Records shown ->

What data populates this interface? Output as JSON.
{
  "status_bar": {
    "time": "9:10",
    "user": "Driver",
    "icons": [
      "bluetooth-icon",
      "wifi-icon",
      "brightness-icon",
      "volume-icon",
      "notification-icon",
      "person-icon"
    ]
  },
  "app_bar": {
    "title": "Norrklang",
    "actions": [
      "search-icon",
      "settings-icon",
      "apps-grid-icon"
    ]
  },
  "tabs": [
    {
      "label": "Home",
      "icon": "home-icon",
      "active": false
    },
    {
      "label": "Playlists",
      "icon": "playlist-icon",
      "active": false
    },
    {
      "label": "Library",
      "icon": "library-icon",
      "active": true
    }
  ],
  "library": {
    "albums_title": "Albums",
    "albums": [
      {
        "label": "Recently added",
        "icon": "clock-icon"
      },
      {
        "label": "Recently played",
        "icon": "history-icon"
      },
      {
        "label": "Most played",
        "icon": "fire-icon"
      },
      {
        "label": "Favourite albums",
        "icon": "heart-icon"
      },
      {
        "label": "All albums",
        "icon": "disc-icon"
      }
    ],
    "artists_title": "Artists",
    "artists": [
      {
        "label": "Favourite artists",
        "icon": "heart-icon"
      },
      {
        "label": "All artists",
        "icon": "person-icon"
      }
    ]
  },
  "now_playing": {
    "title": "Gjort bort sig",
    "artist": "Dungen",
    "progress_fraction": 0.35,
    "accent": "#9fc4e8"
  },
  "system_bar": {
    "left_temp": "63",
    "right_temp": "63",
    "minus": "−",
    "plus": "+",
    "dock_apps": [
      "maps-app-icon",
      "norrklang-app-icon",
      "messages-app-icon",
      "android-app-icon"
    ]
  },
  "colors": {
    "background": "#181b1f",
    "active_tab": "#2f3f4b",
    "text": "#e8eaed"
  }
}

What you will do ->
Here, the records must be output exactly and in full.

Full answer ->
What data populates this interface? Output as JSON.
{
  "status_bar": {
    "time": "9:10",
    "user": "Driver",
    "icons": [
      "bluetooth-icon",
      "wifi-icon",
      "brightness-icon",
      "volume-icon",
      "notification-icon",
      "person-icon"
    ]
  },
  "app_bar": {
    "title": "Norrklang",
    "actions": [
      "search-icon",
      "settings-icon",
      "apps-grid-icon"
    ]
  },
  "tabs": [
    {
      "label": "Home",
      "icon": "home-icon",
      "active": false
    },
    {
      "label": "Playlists",
      "icon": "playlist-icon",
      "active": false
    },
    {
      "label": "Library",
      "icon": "library-icon",
      "active": true
    }
  ],
  "library": {
    "albums_title": "Albums",
    "albums": [
      {
        "label": "Recently added",
        "icon": "clock-icon"
      },
      {
        "label": "Recently played",
        "icon": "history-icon"
      },
      {
        "label": "Most played",
        "icon": "fire-icon"
      },
      {
        "label": "Favourite albums",
        "icon": "heart-icon"
      },
      {
        "label": "All albums",
        "icon": "disc-icon"
      }
    ],
    "artists_title": "Artists",
    "artists": [
      {
        "label": "Favourite artists",
        "icon": "heart-icon"
      },
      {
        "label": "All artists",
        "icon": "person-icon"
      }
    ]
  },
  "now_playing": {
    "title": "Gjort bort sig",
    "artist": "Dungen",
    "progress_fraction": 0.35,
    "accent": "#9fc4e8"
  },
  "system_bar": {
    "left_temp": "63",
    "right_temp": "63",
    "minus": "−",
    "plus": "+",
    "dock_apps": [
      "maps-app-icon",
      "norrklang-app-icon",
      "messages-app-icon",
      "android-app-icon"
    ]
  },
  "colors": {
    "background": "#181b1f",
    "active_tab": "#2f3f4b",
    "text": "#e8eaed"
  }
}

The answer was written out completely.